▸ **Supplied records**
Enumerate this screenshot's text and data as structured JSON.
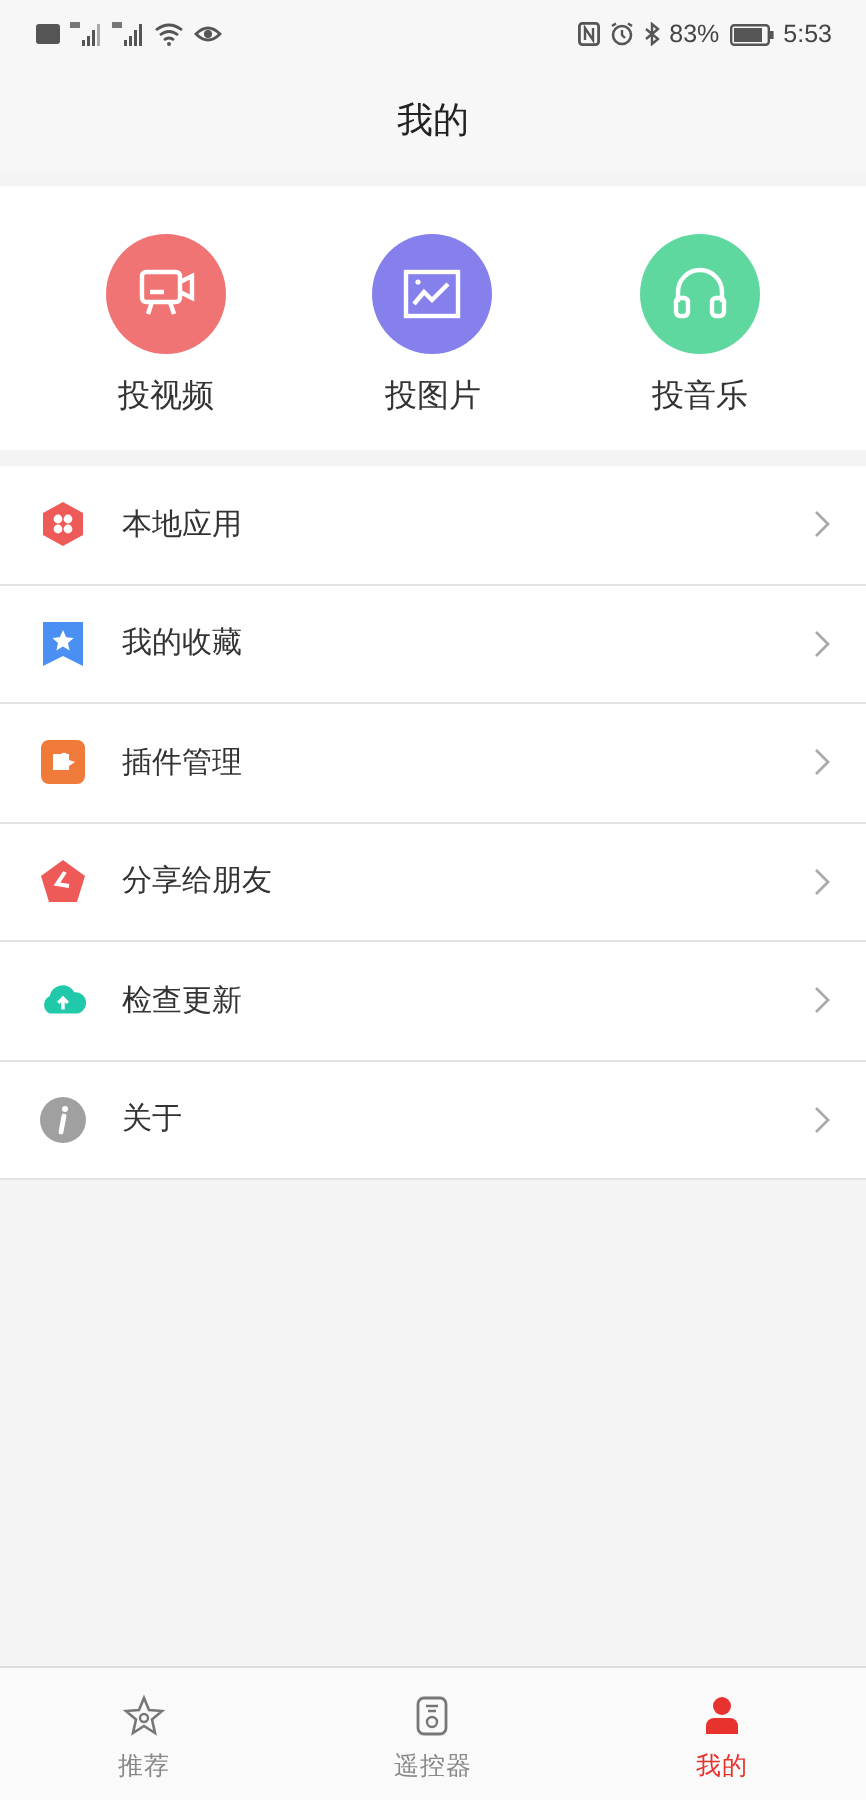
{
  "status_bar": {
    "battery_text": "83%",
    "time": "5:53"
  },
  "header": {
    "title": "我的"
  },
  "quick_actions": [
    {
      "label": "投视频",
      "kind": "video",
      "color": "#f07474"
    },
    {
      "label": "投图片",
      "kind": "picture",
      "color": "#8580ec"
    },
    {
      "label": "投音乐",
      "kind": "music",
      "color": "#5fd8a0"
    }
  ],
  "menu": [
    {
      "label": "本地应用",
      "kind": "apps"
    },
    {
      "label": "我的收藏",
      "kind": "favorites"
    },
    {
      "label": "插件管理",
      "kind": "plugins"
    },
    {
      "label": "分享给朋友",
      "kind": "share"
    },
    {
      "label": "检查更新",
      "kind": "update"
    },
    {
      "label": "关于",
      "kind": "about"
    }
  ],
  "tabs": [
    {
      "label": "推荐",
      "kind": "recommend",
      "selected": false
    },
    {
      "label": "遥控器",
      "kind": "remote",
      "selected": false
    },
    {
      "label": "我的",
      "kind": "me",
      "selected": true
    }
  ]
}
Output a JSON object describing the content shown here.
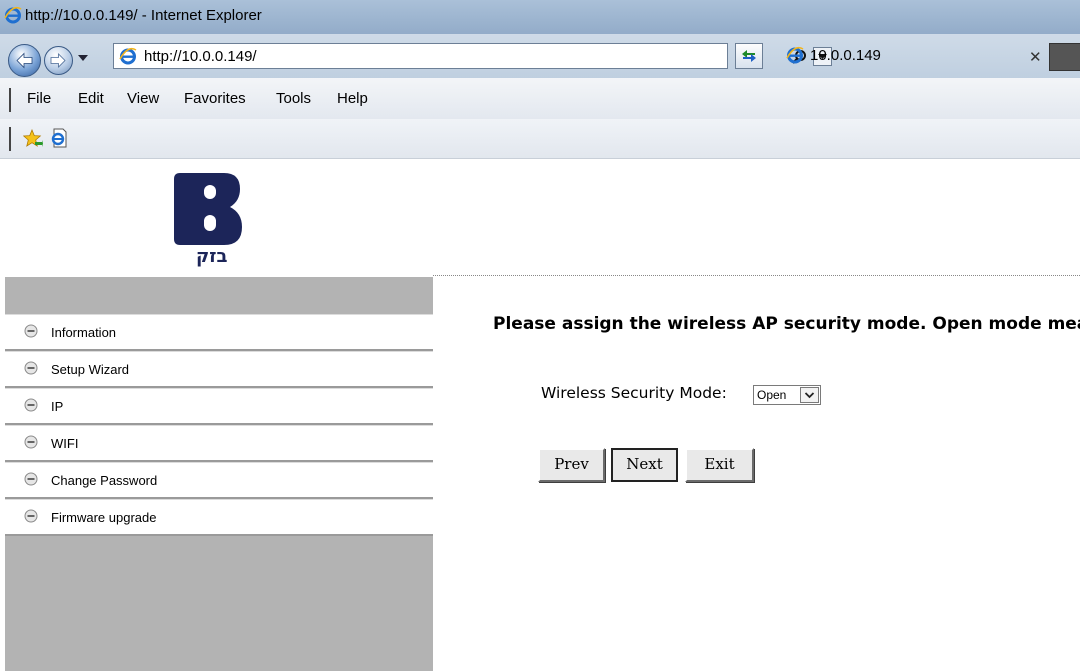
{
  "browser": {
    "window_title": "http://10.0.0.149/ - Internet Explorer",
    "address_url": "http://10.0.0.149/",
    "tab_title": "10.0.0.149",
    "menu": [
      "File",
      "Edit",
      "View",
      "Favorites",
      "Tools",
      "Help"
    ],
    "icons": [
      "ie-logo-icon",
      "back-arrow-icon",
      "forward-arrow-icon",
      "search-icon",
      "refresh-icon",
      "favorites-star-icon",
      "page-icon",
      "close-icon"
    ]
  },
  "logo": {
    "text": "בזק"
  },
  "sidebar": {
    "items": [
      {
        "label": "Information"
      },
      {
        "label": "Setup Wizard"
      },
      {
        "label": "IP"
      },
      {
        "label": "WIFI"
      },
      {
        "label": "Change Password"
      },
      {
        "label": "Firmware upgrade"
      }
    ]
  },
  "main": {
    "instruction": "Please assign the wireless AP security mode. Open mode mea",
    "security_label": "Wireless Security Mode:",
    "security_value": "Open",
    "buttons": {
      "prev": "Prev",
      "next": "Next",
      "exit": "Exit"
    }
  },
  "colors": {
    "sidebar_bg": "#b3b3b3",
    "logo_blue": "#1c2559",
    "titlebar": "#9cb4cf"
  }
}
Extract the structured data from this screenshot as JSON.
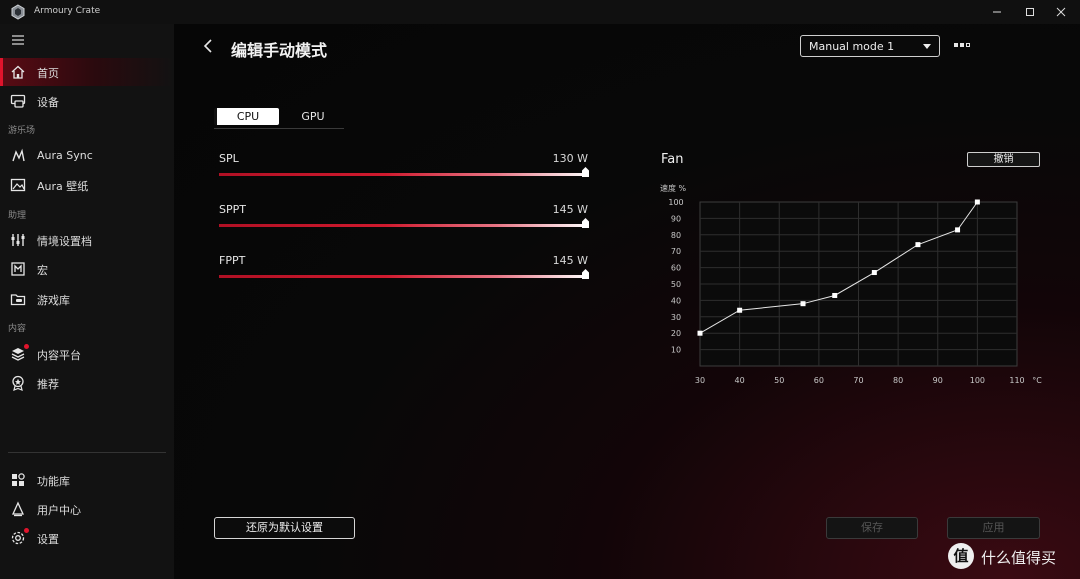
{
  "app": {
    "title": "Armoury Crate"
  },
  "sidebar": {
    "items": [
      {
        "label": "首页",
        "icon": "home-icon",
        "active": true
      },
      {
        "label": "设备",
        "icon": "device-icon"
      },
      {
        "label": "Aura Sync",
        "icon": "aura-sync-icon"
      },
      {
        "label": "Aura 壁纸",
        "icon": "wallpaper-icon"
      },
      {
        "label": "情境设置档",
        "icon": "scenario-profiles-icon"
      },
      {
        "label": "宏",
        "icon": "macro-icon"
      },
      {
        "label": "游戏库",
        "icon": "game-library-icon"
      },
      {
        "label": "内容平台",
        "icon": "content-platform-icon",
        "badge": true
      },
      {
        "label": "推荐",
        "icon": "featured-icon"
      },
      {
        "label": "功能库",
        "icon": "feature-library-icon"
      },
      {
        "label": "用户中心",
        "icon": "user-center-icon"
      },
      {
        "label": "设置",
        "icon": "settings-icon",
        "badge": true
      }
    ],
    "sections": [
      "游乐场",
      "助理",
      "内容"
    ]
  },
  "header": {
    "title": "编辑手动模式",
    "mode_select": "Manual mode 1"
  },
  "tabs": [
    "CPU",
    "GPU"
  ],
  "active_tab": "CPU",
  "sliders": [
    {
      "label": "SPL",
      "value": "130 W",
      "level": 1.0
    },
    {
      "label": "SPPT",
      "value": "145 W",
      "level": 1.0
    },
    {
      "label": "FPPT",
      "value": "145 W",
      "level": 1.0
    }
  ],
  "fan": {
    "title": "Fan",
    "undo_label": "撤销"
  },
  "chart_data": {
    "type": "line",
    "title": "",
    "ylabel": "速度 %",
    "xlabel": "°C",
    "x_ticks": [
      "30",
      "40",
      "50",
      "60",
      "70",
      "80",
      "90",
      "100",
      "110"
    ],
    "y_ticks": [
      "10",
      "20",
      "30",
      "40",
      "50",
      "60",
      "70",
      "80",
      "90",
      "100"
    ],
    "xlim": [
      30,
      110
    ],
    "ylim": [
      0,
      100
    ],
    "grid": true,
    "series": [
      {
        "x": [
          30,
          40,
          56,
          64,
          74,
          85,
          95,
          100
        ],
        "y": [
          20,
          34,
          38,
          43,
          57,
          74,
          83,
          100
        ]
      }
    ]
  },
  "buttons": {
    "reset": "还原为默认设置",
    "save": "保存",
    "apply": "应用"
  },
  "watermark": {
    "badge": "值",
    "text": "什么值得买"
  },
  "colors": {
    "accent": "#e0142c",
    "sidebar_bg": "#121212",
    "background": "#080808"
  }
}
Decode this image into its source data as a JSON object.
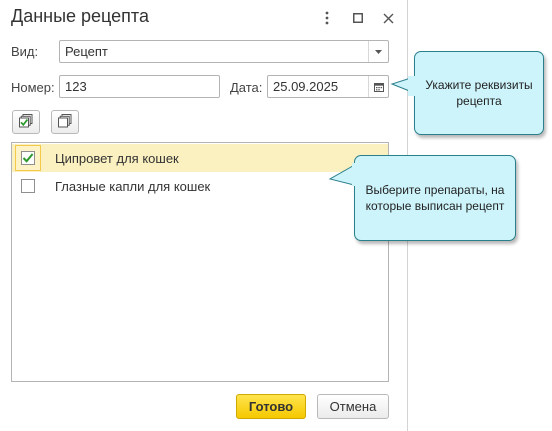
{
  "dialog": {
    "title": "Данные рецепта",
    "more_icon": "more-vertical-icon",
    "maximize_icon": "maximize-icon",
    "close_icon": "close-icon"
  },
  "form": {
    "kind_label": "Вид:",
    "kind_value": "Рецепт",
    "number_label": "Номер:",
    "number_value": "123",
    "date_label": "Дата:",
    "date_value": "25.09.2025"
  },
  "toolbar": {
    "check_all_icon": "check-all-icon",
    "uncheck_all_icon": "uncheck-all-icon"
  },
  "list": {
    "items": [
      {
        "label": "Ципровет для кошек",
        "checked": true,
        "selected": true
      },
      {
        "label": "Глазные капли для кошек",
        "checked": false,
        "selected": false
      }
    ]
  },
  "buttons": {
    "ok_label": "Готово",
    "cancel_label": "Отмена"
  },
  "tooltips": {
    "requisites": "Укажите реквизиты рецепта",
    "preparations": "Выберите препараты, на которые выписан рецепт"
  },
  "colors": {
    "accent_button": "#f5c800",
    "tooltip_bg": "#cdf4fb",
    "tooltip_border": "#2a7f8c",
    "selected_row": "#fbf0c0",
    "checkmark": "#2e9a2e"
  }
}
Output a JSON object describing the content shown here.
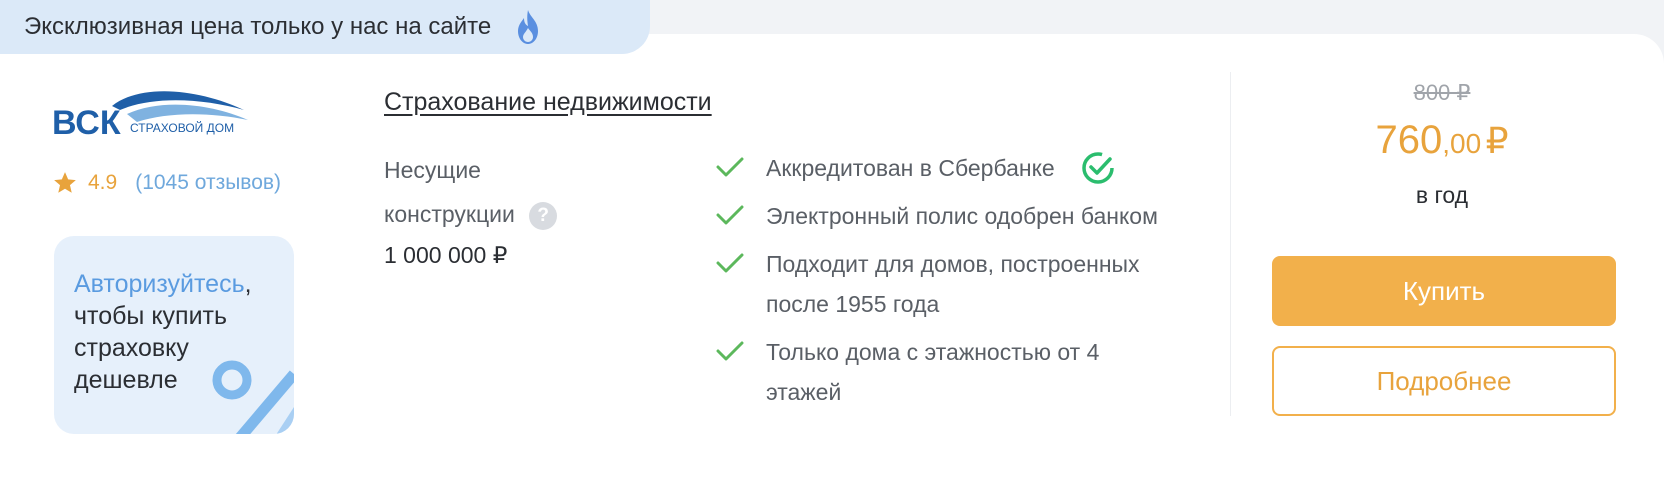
{
  "banner": {
    "text": "Эксклюзивная цена только у нас на сайте",
    "icon": "flame-icon"
  },
  "insurer": {
    "logo_text": "ВСК",
    "logo_subtext": "СТРАХОВОЙ ДОМ",
    "rating": "4.9",
    "reviews": "(1045 отзывов)"
  },
  "promo": {
    "link_text": "Авторизуйтесь",
    "comma": ",",
    "rest_text": "чтобы купить страховку дешевле"
  },
  "product": {
    "title": "Страхование недвижимости",
    "coverage_label": "Несущие конструкции",
    "coverage_help": "?",
    "coverage_value": "1 000 000 ₽"
  },
  "features": [
    "Аккредитован в Сбербанке",
    "Электронный полис одобрен банком",
    "Подходит для домов, построенных после 1955 года",
    "Только дома с этажностью от 4 этажей"
  ],
  "pricing": {
    "old_price": "800 ₽",
    "price_main": "760",
    "price_cents": ",00",
    "price_currency": "₽",
    "period": "в год"
  },
  "actions": {
    "buy_label": "Купить",
    "details_label": "Подробнее"
  },
  "colors": {
    "accent": "#f2b04b",
    "link": "#5a9be0",
    "check": "#5cb85c",
    "logo": "#1f5fa8"
  }
}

▸ **Work instructions**
Select the lines in this material that hold the word "http", leaving none out.

▸ **Reply**
    "window_title": "http://10.0.0.149/ - Internet Explorer",
    "address_url": "http://10.0.0.149/",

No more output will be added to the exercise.